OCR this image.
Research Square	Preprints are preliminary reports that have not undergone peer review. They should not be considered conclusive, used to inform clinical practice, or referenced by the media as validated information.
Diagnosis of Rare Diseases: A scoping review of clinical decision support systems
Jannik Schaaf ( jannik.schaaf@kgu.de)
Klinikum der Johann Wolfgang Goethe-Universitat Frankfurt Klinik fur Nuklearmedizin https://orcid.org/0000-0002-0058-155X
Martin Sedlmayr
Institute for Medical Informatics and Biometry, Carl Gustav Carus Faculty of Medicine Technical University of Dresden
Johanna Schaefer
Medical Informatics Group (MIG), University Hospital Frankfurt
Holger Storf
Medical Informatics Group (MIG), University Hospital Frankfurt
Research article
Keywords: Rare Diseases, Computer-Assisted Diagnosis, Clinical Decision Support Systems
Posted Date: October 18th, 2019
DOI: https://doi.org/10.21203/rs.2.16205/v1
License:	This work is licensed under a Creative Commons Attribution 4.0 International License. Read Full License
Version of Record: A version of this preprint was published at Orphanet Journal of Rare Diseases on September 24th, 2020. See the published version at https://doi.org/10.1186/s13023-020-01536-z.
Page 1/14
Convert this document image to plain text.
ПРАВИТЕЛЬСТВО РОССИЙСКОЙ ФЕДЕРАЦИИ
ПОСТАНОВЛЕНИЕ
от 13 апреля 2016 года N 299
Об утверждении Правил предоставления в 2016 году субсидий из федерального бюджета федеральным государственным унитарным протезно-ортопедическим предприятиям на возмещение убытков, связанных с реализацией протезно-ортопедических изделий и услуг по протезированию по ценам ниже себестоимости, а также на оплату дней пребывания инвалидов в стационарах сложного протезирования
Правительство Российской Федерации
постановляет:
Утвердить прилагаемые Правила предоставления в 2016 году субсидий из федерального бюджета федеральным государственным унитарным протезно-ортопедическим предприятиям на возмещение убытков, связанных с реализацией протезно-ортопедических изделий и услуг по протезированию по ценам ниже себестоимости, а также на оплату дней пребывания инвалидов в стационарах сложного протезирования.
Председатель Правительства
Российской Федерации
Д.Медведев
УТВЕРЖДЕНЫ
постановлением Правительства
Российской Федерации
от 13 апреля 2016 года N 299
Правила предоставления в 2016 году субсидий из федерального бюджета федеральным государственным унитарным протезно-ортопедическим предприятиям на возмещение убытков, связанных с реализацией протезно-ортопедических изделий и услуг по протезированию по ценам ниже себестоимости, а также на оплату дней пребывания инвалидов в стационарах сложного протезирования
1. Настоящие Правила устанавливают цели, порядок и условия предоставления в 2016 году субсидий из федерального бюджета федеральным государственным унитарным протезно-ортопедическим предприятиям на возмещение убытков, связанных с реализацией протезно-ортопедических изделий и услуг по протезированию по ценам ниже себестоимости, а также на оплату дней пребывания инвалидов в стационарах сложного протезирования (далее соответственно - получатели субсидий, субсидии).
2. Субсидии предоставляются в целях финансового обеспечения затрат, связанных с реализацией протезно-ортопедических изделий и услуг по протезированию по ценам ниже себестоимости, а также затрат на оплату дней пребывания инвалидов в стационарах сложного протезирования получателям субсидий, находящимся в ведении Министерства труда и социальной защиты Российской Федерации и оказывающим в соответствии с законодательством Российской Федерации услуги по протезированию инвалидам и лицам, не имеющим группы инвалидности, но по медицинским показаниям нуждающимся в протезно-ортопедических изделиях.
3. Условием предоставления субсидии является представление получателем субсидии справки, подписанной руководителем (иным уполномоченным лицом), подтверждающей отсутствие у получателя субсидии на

:::

** Goal **
Exact output of every entry is required.

** Response for this exercise **
OCR this image.
Research Square	Preprints are preliminary reports that have not undergone peer review. They should not be considered conclusive, used to inform clinical practice, or referenced by the media as validated information.
Diagnosis of Rare Diseases: A scoping review of clinical decision support systems
Jannik Schaaf ( jannik.schaaf@kgu.de)
Klinikum der Johann Wolfgang Goethe-Universitat Frankfurt Klinik fur Nuklearmedizin https://orcid.org/0000-0002-0058-155X
Martin Sedlmayr
Institute for Medical Informatics and Biometry, Carl Gustav Carus Faculty of Medicine Technical University of Dresden
Johanna Schaefer
Medical Informatics Group (MIG), University Hospital Frankfurt
Holger Storf
Medical Informatics Group (MIG), University Hospital Frankfurt
Research article
Keywords: Rare Diseases, Computer-Assisted Diagnosis, Clinical Decision Support Systems
Posted Date: October 18th, 2019
DOI: https://doi.org/10.21203/rs.2.16205/v1
License:	This work is licensed under a Creative Commons Attribution 4.0 International License. Read Full License
Version of Record: A version of this preprint was published at Orphanet Journal of Rare Diseases on September 24th, 2020. See the published version at https://doi.org/10.1186/s13023-020-01536-z.
Page 1/14
Convert this document image to plain text.
ПРАВИТЕЛЬСТВО РОССИЙСКОЙ ФЕДЕРАЦИИ
ПОСТАНОВЛЕНИЕ
от 13 апреля 2016 года N 299
Об утверждении Правил предоставления в 2016 году субсидий из федерального бюджета федеральным государственным унитарным протезно-ортопедическим предприятиям на возмещение убытков, связанных с реализацией протезно-ортопедических изделий и услуг по протезированию по ценам ниже себестоимости, а также на оплату дней пребывания инвалидов в стационарах сложного протезирования
Правительство Российской Федерации
постановляет:
Утвердить прилагаемые Правила предоставления в 2016 году субсидий из федерального бюджета федеральным государственным унитарным протезно-ортопедическим предприятиям на возмещение убытков, связанных с реализацией протезно-ортопедических изделий и услуг по протезированию по ценам ниже себестоимости, а также на оплату дней пребывания инвалидов в стационарах сложного протезирования.
Председатель Правительства
Российской Федерации
Д.Медведев
УТВЕРЖДЕНЫ
постановлением Правительства
Российской Федерации
от 13 апреля 2016 года N 299
Правила предоставления в 2016 году субсидий из федерального бюджета федеральным государственным унитарным протезно-ортопедическим предприятиям на возмещение убытков, связанных с реализацией протезно-ортопедических изделий и услуг по протезированию по ценам ниже себестоимости, а также на оплату дней пребывания инвалидов в стационарах сложного протезирования
1. Настоящие Правила устанавливают цели, порядок и условия предоставления в 2016 году субсидий из федерального бюджета федеральным государственным унитарным протезно-ортопедическим предприятиям на возмещение убытков, связанных с реализацией протезно-ортопедических изделий и услуг по протезированию по ценам ниже себестоимости, а также на оплату дней пребывания инвалидов в стационарах сложного протезирования (далее соответственно - получатели субсидий, субсидии).
2. Субсидии предоставляются в целях финансового обеспечения затрат, связанных с реализацией протезно-ортопедических изделий и услуг по протезированию по ценам ниже себестоимости, а также затрат на оплату дней пребывания инвалидов в стационарах сложного протезирования получателям субсидий, находящимся в ведении Министерства труда и социальной защиты Российской Федерации и оказывающим в соответствии с законодательством Российской Федерации услуги по протезированию инвалидам и лицам, не имеющим группы инвалидности, но по медицинским показаниям нуждающимся в протезно-ортопедических изделиях.
3. Условием предоставления субсидии является представление получателем субсидии справки, подписанной руководителем (иным уполномоченным лицом), подтверждающей отсутствие у получателя субсидии на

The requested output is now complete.